**WHAT THE TASK REQUIRES**: In the following material, identify every line holding the string "type" and return it.

## Begin TASK DATA

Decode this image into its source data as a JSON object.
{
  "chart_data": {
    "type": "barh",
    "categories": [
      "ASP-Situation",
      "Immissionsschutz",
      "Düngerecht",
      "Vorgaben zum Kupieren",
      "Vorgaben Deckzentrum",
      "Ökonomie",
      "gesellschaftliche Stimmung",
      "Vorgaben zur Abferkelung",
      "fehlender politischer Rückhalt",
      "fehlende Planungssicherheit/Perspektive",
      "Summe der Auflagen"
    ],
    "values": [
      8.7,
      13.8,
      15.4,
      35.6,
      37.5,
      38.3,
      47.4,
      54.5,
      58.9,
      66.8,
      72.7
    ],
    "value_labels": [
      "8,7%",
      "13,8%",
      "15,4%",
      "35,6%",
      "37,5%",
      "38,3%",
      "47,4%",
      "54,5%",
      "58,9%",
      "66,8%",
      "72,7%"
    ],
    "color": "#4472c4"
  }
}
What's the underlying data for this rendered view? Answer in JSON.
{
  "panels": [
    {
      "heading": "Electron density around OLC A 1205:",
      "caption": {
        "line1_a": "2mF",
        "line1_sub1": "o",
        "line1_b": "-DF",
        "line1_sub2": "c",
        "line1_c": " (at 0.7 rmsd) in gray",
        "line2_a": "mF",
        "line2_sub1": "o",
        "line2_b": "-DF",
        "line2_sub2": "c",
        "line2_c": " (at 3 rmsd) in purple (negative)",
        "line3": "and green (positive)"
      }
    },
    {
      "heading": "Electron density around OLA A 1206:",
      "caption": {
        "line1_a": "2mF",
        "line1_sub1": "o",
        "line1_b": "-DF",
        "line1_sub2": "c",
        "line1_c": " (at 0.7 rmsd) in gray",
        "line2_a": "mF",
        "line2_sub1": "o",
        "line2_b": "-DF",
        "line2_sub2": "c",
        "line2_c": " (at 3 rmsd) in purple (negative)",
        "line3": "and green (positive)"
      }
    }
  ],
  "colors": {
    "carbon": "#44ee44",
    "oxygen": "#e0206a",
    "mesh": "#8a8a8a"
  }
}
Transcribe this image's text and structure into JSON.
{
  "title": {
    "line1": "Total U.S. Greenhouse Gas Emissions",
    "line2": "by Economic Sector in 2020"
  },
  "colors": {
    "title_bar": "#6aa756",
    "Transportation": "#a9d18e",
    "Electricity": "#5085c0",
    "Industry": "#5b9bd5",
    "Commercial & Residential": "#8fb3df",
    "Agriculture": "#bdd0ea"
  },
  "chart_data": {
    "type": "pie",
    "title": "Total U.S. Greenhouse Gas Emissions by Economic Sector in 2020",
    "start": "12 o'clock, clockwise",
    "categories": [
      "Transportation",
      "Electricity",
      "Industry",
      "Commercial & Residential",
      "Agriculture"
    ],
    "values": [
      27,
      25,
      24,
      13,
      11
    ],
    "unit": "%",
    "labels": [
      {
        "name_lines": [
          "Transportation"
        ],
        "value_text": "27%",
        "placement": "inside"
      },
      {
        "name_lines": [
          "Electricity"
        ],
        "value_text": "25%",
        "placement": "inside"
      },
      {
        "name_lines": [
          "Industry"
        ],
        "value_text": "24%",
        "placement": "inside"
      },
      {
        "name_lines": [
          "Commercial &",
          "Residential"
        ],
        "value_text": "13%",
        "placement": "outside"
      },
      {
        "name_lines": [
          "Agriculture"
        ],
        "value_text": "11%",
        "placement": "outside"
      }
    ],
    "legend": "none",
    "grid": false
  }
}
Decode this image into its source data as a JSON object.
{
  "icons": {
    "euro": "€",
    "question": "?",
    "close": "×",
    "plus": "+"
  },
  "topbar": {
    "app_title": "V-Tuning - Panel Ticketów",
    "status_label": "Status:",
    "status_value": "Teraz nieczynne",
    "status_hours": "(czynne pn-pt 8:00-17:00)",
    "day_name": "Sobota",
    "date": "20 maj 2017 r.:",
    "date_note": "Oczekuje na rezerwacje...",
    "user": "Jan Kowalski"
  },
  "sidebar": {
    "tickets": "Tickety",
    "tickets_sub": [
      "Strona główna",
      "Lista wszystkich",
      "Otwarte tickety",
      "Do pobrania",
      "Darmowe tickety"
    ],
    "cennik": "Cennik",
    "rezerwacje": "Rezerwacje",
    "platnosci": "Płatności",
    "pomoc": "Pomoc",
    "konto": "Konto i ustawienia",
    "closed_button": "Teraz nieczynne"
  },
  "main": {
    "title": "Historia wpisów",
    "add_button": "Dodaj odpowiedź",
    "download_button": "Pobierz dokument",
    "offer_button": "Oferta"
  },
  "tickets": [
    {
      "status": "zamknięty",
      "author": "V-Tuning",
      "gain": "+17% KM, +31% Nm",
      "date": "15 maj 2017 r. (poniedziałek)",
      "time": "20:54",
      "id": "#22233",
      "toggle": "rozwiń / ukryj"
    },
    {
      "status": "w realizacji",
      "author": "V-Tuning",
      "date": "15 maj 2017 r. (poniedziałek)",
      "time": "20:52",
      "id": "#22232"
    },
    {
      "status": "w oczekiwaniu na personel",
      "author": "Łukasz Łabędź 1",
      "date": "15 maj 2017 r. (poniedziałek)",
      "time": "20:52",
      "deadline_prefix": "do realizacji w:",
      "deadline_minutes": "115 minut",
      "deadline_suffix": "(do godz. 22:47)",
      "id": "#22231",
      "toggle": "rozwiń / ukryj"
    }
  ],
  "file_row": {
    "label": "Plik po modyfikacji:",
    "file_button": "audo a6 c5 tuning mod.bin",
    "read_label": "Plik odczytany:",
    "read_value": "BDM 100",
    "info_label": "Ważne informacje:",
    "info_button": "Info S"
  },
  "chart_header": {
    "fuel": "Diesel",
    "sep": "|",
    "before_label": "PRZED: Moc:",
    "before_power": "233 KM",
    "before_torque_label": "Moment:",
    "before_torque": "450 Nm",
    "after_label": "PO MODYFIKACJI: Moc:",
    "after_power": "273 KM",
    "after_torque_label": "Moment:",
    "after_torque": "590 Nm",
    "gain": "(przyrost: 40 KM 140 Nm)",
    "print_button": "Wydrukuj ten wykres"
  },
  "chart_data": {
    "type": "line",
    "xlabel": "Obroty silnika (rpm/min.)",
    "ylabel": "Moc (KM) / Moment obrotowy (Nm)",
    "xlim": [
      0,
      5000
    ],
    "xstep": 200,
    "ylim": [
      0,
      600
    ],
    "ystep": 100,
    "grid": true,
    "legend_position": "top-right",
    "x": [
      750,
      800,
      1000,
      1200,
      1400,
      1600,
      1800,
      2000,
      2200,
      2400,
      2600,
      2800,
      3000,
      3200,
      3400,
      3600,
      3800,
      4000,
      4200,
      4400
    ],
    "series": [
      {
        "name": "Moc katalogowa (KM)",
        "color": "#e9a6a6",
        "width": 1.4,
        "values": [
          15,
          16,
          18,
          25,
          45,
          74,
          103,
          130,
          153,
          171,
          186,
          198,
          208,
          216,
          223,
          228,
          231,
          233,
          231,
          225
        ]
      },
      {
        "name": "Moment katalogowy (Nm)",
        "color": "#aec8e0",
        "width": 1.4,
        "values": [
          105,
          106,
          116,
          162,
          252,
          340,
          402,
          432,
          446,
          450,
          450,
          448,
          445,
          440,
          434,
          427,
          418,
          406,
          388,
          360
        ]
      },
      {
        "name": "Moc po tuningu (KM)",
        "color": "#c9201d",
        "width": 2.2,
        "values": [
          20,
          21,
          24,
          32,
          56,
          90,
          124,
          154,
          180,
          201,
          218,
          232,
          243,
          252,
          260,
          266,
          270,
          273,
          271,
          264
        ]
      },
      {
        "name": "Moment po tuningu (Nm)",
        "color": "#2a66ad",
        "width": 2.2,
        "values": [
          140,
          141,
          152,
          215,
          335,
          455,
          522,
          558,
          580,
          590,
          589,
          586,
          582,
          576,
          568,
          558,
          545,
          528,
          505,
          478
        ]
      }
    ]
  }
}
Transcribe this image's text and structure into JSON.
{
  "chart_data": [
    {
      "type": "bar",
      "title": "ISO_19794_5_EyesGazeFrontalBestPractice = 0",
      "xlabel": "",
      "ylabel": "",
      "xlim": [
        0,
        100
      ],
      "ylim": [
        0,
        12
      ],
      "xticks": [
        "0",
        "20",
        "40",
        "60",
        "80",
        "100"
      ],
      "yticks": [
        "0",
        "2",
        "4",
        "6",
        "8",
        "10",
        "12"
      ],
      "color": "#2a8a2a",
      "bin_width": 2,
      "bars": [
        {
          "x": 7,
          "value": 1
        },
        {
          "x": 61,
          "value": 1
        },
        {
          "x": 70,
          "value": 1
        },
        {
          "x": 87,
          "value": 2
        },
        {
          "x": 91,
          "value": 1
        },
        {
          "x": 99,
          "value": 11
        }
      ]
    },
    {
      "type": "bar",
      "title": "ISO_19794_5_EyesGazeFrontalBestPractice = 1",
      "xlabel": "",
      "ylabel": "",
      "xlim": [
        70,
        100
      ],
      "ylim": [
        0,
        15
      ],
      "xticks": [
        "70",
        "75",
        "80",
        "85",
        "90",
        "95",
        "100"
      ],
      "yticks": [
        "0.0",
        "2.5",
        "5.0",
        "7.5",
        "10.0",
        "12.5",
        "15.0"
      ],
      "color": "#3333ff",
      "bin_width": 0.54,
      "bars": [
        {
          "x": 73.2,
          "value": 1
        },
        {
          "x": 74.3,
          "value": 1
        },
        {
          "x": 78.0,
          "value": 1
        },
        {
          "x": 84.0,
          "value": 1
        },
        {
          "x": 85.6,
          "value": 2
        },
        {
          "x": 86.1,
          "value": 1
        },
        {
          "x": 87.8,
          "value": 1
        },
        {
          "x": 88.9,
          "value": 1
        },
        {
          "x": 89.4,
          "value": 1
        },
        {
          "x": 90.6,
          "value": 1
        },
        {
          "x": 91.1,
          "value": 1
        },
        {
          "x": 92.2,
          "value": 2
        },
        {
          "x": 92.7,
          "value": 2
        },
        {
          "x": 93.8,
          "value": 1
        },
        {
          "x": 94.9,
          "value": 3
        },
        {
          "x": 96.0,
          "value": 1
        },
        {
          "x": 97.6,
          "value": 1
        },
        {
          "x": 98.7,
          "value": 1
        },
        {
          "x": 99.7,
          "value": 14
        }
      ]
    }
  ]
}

## End TASK DATA

**TASK ANSWER**:
    "type": "barh",
    "type": "pie",
    "type": "line",
      "type": "bar",
      "type": "bar",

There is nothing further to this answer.